**GIVEN INSTRUCTION:** The listing beneath should be written out in full, exactly as shown.

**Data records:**

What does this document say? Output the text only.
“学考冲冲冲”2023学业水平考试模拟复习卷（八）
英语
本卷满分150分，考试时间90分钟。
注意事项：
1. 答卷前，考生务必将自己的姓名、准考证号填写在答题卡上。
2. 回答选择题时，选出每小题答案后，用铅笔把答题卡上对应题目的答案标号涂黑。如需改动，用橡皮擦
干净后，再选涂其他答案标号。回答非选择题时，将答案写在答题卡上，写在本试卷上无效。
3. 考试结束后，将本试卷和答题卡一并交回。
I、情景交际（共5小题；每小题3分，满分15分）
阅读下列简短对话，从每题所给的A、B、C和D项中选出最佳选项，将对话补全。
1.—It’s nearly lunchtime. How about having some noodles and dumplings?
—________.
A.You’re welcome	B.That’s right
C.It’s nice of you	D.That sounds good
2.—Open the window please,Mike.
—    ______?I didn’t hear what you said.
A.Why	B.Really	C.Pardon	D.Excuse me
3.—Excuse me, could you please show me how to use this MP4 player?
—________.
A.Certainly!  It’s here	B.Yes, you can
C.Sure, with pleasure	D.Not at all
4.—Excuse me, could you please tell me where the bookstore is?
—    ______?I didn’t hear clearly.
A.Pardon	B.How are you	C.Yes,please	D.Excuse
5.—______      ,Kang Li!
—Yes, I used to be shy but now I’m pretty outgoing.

**EXERCISE RESULT:**
What does this document say? Output the text only.
“学考冲冲冲”2023学业水平考试模拟复习卷（八）
英语
本卷满分150分，考试时间90分钟。
注意事项：
1. 答卷前，考生务必将自己的姓名、准考证号填写在答题卡上。
2. 回答选择题时，选出每小题答案后，用铅笔把答题卡上对应题目的答案标号涂黑。如需改动，用橡皮擦
干净后，再选涂其他答案标号。回答非选择题时，将答案写在答题卡上，写在本试卷上无效。
3. 考试结束后，将本试卷和答题卡一并交回。
I、情景交际（共5小题；每小题3分，满分15分）
阅读下列简短对话，从每题所给的A、B、C和D项中选出最佳选项，将对话补全。
1.—It’s nearly lunchtime. How about having some noodles and dumplings?
—________.
A.You’re welcome	B.That’s right
C.It’s nice of you	D.That sounds good
2.—Open the window please,Mike.
—    ______?I didn’t hear what you said.
A.Why	B.Really	C.Pardon	D.Excuse me
3.—Excuse me, could you please show me how to use this MP4 player?
—________.
A.Certainly!  It’s here	B.Yes, you can
C.Sure, with pleasure	D.Not at all
4.—Excuse me, could you please tell me where the bookstore is?
—    ______?I didn’t hear clearly.
A.Pardon	B.How are you	C.Yes,please	D.Excuse
5.—______      ,Kang Li!
—Yes, I used to be shy but now I’m pretty outgoing.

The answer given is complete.